[Data records]
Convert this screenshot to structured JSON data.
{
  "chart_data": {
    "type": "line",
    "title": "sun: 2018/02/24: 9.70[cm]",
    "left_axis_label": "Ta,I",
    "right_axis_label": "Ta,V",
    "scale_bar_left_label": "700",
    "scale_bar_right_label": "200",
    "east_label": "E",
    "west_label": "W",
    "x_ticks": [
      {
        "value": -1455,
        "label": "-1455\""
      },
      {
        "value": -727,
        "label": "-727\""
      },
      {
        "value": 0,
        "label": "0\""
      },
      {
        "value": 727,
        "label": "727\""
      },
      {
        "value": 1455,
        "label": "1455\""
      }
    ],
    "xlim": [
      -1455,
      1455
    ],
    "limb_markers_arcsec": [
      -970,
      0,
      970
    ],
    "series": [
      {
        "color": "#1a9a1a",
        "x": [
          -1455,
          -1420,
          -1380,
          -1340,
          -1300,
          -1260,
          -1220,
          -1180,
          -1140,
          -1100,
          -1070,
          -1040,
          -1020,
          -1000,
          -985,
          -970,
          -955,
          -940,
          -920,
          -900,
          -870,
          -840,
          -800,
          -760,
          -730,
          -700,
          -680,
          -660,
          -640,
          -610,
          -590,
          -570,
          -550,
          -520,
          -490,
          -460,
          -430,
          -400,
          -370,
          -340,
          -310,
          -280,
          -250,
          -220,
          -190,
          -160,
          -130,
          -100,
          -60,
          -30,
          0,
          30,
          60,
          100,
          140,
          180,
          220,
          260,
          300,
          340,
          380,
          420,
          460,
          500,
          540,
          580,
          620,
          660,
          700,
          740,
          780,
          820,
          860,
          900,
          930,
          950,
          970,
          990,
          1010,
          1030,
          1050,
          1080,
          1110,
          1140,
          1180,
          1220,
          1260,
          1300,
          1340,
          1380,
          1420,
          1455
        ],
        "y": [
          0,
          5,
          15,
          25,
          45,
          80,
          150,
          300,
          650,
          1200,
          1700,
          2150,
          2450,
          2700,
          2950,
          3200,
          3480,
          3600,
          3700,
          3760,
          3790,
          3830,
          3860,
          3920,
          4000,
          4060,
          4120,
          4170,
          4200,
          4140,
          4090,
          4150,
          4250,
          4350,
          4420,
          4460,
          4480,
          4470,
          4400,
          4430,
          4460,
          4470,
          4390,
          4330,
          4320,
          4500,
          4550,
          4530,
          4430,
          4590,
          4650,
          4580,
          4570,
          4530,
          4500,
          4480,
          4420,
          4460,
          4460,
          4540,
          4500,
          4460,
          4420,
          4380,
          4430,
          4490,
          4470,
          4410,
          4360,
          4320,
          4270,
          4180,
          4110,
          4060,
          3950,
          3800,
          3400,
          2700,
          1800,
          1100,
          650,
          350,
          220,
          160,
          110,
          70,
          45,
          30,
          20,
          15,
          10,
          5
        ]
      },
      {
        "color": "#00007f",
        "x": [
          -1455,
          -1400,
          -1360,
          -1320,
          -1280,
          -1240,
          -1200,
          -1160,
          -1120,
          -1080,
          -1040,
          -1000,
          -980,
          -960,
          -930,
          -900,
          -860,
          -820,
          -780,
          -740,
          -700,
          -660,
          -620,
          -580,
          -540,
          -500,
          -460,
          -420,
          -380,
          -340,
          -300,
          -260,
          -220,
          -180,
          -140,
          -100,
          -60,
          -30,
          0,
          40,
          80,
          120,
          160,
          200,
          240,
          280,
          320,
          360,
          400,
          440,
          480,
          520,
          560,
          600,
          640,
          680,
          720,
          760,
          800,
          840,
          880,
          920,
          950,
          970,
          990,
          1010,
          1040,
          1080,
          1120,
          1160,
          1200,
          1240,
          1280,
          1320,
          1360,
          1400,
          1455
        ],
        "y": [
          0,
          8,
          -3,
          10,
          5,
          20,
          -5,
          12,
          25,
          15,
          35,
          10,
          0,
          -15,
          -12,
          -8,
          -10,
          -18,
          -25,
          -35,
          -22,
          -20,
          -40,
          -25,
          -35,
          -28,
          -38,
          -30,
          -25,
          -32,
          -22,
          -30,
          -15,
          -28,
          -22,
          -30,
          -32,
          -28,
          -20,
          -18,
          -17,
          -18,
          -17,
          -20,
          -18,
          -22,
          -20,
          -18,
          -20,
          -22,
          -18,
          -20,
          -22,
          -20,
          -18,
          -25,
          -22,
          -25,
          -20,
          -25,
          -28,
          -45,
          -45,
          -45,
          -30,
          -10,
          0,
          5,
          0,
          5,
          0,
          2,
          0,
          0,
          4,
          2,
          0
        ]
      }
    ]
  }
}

- [What you should do]:
Please quote every record above exactly as it appears.

- [Task output]:
Convert this screenshot to structured JSON data.
{
  "chart_data": {
    "type": "line",
    "title": "sun: 2018/02/24: 9.70[cm]",
    "left_axis_label": "Ta,I",
    "right_axis_label": "Ta,V",
    "scale_bar_left_label": "700",
    "scale_bar_right_label": "200",
    "east_label": "E",
    "west_label": "W",
    "x_ticks": [
      {
        "value": -1455,
        "label": "-1455\""
      },
      {
        "value": -727,
        "label": "-727\""
      },
      {
        "value": 0,
        "label": "0\""
      },
      {
        "value": 727,
        "label": "727\""
      },
      {
        "value": 1455,
        "label": "1455\""
      }
    ],
    "xlim": [
      -1455,
      1455
    ],
    "limb_markers_arcsec": [
      -970,
      0,
      970
    ],
    "series": [
      {
        "color": "#1a9a1a",
        "x": [
          -1455,
          -1420,
          -1380,
          -1340,
          -1300,
          -1260,
          -1220,
          -1180,
          -1140,
          -1100,
          -1070,
          -1040,
          -1020,
          -1000,
          -985,
          -970,
          -955,
          -940,
          -920,
          -900,
          -870,
          -840,
          -800,
          -760,
          -730,
          -700,
          -680,
          -660,
          -640,
          -610,
          -590,
          -570,
          -550,
          -520,
          -490,
          -460,
          -430,
          -400,
          -370,
          -340,
          -310,
          -280,
          -250,
          -220,
          -190,
          -160,
          -130,
          -100,
          -60,
          -30,
          0,
          30,
          60,
          100,
          140,
          180,
          220,
          260,
          300,
          340,
          380,
          420,
          460,
          500,
          540,
          580,
          620,
          660,
          700,
          740,
          780,
          820,
          860,
          900,
          930,
          950,
          970,
          990,
          1010,
          1030,
          1050,
          1080,
          1110,
          1140,
          1180,
          1220,
          1260,
          1300,
          1340,
          1380,
          1420,
          1455
        ],
        "y": [
          0,
          5,
          15,
          25,
          45,
          80,
          150,
          300,
          650,
          1200,
          1700,
          2150,
          2450,
          2700,
          2950,
          3200,
          3480,
          3600,
          3700,
          3760,
          3790,
          3830,
          3860,
          3920,
          4000,
          4060,
          4120,
          4170,
          4200,
          4140,
          4090,
          4150,
          4250,
          4350,
          4420,
          4460,
          4480,
          4470,
          4400,
          4430,
          4460,
          4470,
          4390,
          4330,
          4320,
          4500,
          4550,
          4530,
          4430,
          4590,
          4650,
          4580,
          4570,
          4530,
          4500,
          4480,
          4420,
          4460,
          4460,
          4540,
          4500,
          4460,
          4420,
          4380,
          4430,
          4490,
          4470,
          4410,
          4360,
          4320,
          4270,
          4180,
          4110,
          4060,
          3950,
          3800,
          3400,
          2700,
          1800,
          1100,
          650,
          350,
          220,
          160,
          110,
          70,
          45,
          30,
          20,
          15,
          10,
          5
        ]
      },
      {
        "color": "#00007f",
        "x": [
          -1455,
          -1400,
          -1360,
          -1320,
          -1280,
          -1240,
          -1200,
          -1160,
          -1120,
          -1080,
          -1040,
          -1000,
          -980,
          -960,
          -930,
          -900,
          -860,
          -820,
          -780,
          -740,
          -700,
          -660,
          -620,
          -580,
          -540,
          -500,
          -460,
          -420,
          -380,
          -340,
          -300,
          -260,
          -220,
          -180,
          -140,
          -100,
          -60,
          -30,
          0,
          40,
          80,
          120,
          160,
          200,
          240,
          280,
          320,
          360,
          400,
          440,
          480,
          520,
          560,
          600,
          640,
          680,
          720,
          760,
          800,
          840,
          880,
          920,
          950,
          970,
          990,
          1010,
          1040,
          1080,
          1120,
          1160,
          1200,
          1240,
          1280,
          1320,
          1360,
          1400,
          1455
        ],
        "y": [
          0,
          8,
          -3,
          10,
          5,
          20,
          -5,
          12,
          25,
          15,
          35,
          10,
          0,
          -15,
          -12,
          -8,
          -10,
          -18,
          -25,
          -35,
          -22,
          -20,
          -40,
          -25,
          -35,
          -28,
          -38,
          -30,
          -25,
          -32,
          -22,
          -30,
          -15,
          -28,
          -22,
          -30,
          -32,
          -28,
          -20,
          -18,
          -17,
          -18,
          -17,
          -20,
          -18,
          -22,
          -20,
          -18,
          -20,
          -22,
          -18,
          -20,
          -22,
          -20,
          -18,
          -25,
          -22,
          -25,
          -20,
          -25,
          -28,
          -45,
          -45,
          -45,
          -30,
          -10,
          0,
          5,
          0,
          5,
          0,
          2,
          0,
          0,
          4,
          2,
          0
        ]
      }
    ]
  }
}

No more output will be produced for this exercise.